■ Recorded data ■
::::::::::
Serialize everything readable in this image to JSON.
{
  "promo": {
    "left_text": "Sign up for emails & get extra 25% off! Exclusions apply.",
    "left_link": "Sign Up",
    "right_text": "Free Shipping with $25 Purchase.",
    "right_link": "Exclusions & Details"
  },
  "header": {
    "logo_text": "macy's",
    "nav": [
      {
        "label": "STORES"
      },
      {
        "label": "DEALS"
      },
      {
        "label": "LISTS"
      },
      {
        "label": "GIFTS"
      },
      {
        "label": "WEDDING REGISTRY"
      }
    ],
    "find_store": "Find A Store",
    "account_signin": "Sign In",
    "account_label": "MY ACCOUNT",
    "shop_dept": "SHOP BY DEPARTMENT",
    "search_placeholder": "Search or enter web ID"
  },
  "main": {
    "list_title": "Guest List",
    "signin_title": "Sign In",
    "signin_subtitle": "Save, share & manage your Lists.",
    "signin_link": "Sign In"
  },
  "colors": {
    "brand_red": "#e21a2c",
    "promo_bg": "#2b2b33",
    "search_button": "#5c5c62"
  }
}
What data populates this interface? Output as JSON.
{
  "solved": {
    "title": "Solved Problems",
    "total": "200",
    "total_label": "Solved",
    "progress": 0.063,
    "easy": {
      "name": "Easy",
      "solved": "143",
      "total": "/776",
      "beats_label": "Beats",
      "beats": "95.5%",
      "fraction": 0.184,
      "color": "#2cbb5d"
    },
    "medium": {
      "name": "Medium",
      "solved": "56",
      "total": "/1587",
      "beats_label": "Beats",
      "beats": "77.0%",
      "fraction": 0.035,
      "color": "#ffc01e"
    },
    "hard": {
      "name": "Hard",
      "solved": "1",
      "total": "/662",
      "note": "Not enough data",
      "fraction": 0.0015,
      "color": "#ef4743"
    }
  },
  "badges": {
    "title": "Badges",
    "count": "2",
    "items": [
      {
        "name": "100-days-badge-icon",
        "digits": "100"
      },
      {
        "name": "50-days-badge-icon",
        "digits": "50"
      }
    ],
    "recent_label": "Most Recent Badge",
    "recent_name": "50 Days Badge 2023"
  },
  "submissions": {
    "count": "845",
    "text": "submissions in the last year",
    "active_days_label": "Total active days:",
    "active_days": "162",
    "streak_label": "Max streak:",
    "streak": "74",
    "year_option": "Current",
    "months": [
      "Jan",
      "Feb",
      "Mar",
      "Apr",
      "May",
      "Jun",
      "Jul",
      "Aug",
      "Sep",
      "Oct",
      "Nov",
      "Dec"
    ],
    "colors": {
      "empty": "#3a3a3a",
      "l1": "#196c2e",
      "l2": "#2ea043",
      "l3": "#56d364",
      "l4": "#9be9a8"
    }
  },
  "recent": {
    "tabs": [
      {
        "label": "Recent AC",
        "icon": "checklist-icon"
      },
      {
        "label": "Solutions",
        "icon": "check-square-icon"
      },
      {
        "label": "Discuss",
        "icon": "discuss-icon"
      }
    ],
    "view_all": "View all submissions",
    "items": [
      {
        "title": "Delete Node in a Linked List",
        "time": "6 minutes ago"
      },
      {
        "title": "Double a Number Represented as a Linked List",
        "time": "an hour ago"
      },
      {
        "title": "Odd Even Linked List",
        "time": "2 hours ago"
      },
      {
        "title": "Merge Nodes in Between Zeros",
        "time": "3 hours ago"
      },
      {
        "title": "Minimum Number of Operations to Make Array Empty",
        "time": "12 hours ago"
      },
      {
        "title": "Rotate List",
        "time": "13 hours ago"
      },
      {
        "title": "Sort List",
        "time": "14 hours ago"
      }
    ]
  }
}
::::::::::
■ Your objective ■
Reproduce the records above exactly.

■ Full answer ■
Serialize everything readable in this image to JSON.
{
  "promo": {
    "left_text": "Sign up for emails & get extra 25% off! Exclusions apply.",
    "left_link": "Sign Up",
    "right_text": "Free Shipping with $25 Purchase.",
    "right_link": "Exclusions & Details"
  },
  "header": {
    "logo_text": "macy's",
    "nav": [
      {
        "label": "STORES"
      },
      {
        "label": "DEALS"
      },
      {
        "label": "LISTS"
      },
      {
        "label": "GIFTS"
      },
      {
        "label": "WEDDING REGISTRY"
      }
    ],
    "find_store": "Find A Store",
    "account_signin": "Sign In",
    "account_label": "MY ACCOUNT",
    "shop_dept": "SHOP BY DEPARTMENT",
    "search_placeholder": "Search or enter web ID"
  },
  "main": {
    "list_title": "Guest List",
    "signin_title": "Sign In",
    "signin_subtitle": "Save, share & manage your Lists.",
    "signin_link": "Sign In"
  },
  "colors": {
    "brand_red": "#e21a2c",
    "promo_bg": "#2b2b33",
    "search_button": "#5c5c62"
  }
}
What data populates this interface? Output as JSON.
{
  "solved": {
    "title": "Solved Problems",
    "total": "200",
    "total_label": "Solved",
    "progress": 0.063,
    "easy": {
      "name": "Easy",
      "solved": "143",
      "total": "/776",
      "beats_label": "Beats",
      "beats": "95.5%",
      "fraction": 0.184,
      "color": "#2cbb5d"
    },
    "medium": {
      "name": "Medium",
      "solved": "56",
      "total": "/1587",
      "beats_label": "Beats",
      "beats": "77.0%",
      "fraction": 0.035,
      "color": "#ffc01e"
    },
    "hard": {
      "name": "Hard",
      "solved": "1",
      "total": "/662",
      "note": "Not enough data",
      "fraction": 0.0015,
      "color": "#ef4743"
    }
  },
  "badges": {
    "title": "Badges",
    "count": "2",
    "items": [
      {
        "name": "100-days-badge-icon",
        "digits": "100"
      },
      {
        "name": "50-days-badge-icon",
        "digits": "50"
      }
    ],
    "recent_label": "Most Recent Badge",
    "recent_name": "50 Days Badge 2023"
  },
  "submissions": {
    "count": "845",
    "text": "submissions in the last year",
    "active_days_label": "Total active days:",
    "active_days": "162",
    "streak_label": "Max streak:",
    "streak": "74",
    "year_option": "Current",
    "months": [
      "Jan",
      "Feb",
      "Mar",
      "Apr",
      "May",
      "Jun",
      "Jul",
      "Aug",
      "Sep",
      "Oct",
      "Nov",
      "Dec"
    ],
    "colors": {
      "empty": "#3a3a3a",
      "l1": "#196c2e",
      "l2": "#2ea043",
      "l3": "#56d364",
      "l4": "#9be9a8"
    }
  },
  "recent": {
    "tabs": [
      {
        "label": "Recent AC",
        "icon": "checklist-icon"
      },
      {
        "label": "Solutions",
        "icon": "check-square-icon"
      },
      {
        "label": "Discuss",
        "icon": "discuss-icon"
      }
    ],
    "view_all": "View all submissions",
    "items": [
      {
        "title": "Delete Node in a Linked List",
        "time": "6 minutes ago"
      },
      {
        "title": "Double a Number Represented as a Linked List",
        "time": "an hour ago"
      },
      {
        "title": "Odd Even Linked List",
        "time": "2 hours ago"
      },
      {
        "title": "Merge Nodes in Between Zeros",
        "time": "3 hours ago"
      },
      {
        "title": "Minimum Number of Operations to Make Array Empty",
        "time": "12 hours ago"
      },
      {
        "title": "Rotate List",
        "time": "13 hours ago"
      },
      {
        "title": "Sort List",
        "time": "14 hours ago"
      }
    ]
  }
}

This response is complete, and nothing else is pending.